Task prompt:
Extract each line from the entries below that has the string "Магазин" in it.

%%

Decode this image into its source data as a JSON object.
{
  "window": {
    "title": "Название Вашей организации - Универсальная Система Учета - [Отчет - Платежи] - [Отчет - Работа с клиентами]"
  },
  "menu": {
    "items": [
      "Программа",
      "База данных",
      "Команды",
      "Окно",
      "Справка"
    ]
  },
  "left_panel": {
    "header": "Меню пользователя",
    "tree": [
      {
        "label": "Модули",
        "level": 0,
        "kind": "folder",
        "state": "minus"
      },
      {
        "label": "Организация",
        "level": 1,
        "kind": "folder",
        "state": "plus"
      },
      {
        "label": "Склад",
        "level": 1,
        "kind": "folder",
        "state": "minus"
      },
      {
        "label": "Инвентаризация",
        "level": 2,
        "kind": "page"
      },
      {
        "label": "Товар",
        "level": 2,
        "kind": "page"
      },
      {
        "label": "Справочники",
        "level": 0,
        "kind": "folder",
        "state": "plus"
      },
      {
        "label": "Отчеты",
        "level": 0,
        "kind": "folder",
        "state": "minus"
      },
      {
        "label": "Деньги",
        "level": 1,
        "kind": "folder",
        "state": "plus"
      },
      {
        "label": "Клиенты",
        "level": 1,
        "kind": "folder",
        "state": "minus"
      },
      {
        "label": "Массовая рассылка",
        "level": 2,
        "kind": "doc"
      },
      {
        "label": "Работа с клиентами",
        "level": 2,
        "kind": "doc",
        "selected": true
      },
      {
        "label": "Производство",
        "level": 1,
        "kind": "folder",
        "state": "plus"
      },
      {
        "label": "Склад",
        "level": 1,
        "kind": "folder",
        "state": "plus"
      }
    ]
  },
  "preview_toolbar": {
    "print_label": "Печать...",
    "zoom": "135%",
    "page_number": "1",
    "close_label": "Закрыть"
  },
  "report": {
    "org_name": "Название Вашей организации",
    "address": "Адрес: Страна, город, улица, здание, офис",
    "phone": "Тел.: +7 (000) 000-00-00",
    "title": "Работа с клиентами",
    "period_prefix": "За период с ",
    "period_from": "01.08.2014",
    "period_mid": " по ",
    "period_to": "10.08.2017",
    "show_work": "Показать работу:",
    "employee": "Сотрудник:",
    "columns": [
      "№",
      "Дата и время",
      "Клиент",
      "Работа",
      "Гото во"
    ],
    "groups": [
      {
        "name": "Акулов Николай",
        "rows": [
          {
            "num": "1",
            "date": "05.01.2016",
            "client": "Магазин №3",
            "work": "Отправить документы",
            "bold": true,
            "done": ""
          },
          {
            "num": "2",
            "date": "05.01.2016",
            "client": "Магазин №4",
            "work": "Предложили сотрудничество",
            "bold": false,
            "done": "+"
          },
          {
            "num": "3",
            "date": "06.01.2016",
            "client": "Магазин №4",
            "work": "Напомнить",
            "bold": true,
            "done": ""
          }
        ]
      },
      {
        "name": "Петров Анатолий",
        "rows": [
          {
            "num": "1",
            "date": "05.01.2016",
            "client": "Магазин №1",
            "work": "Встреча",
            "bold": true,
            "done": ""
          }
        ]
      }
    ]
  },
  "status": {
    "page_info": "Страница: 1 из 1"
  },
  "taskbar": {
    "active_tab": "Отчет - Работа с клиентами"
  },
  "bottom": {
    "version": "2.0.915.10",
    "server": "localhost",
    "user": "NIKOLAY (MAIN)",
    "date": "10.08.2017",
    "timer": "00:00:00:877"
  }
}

%%

Response:
            "client": "Магазин №3",
            "client": "Магазин №4",
            "client": "Магазин №4",
            "client": "Магазин №1",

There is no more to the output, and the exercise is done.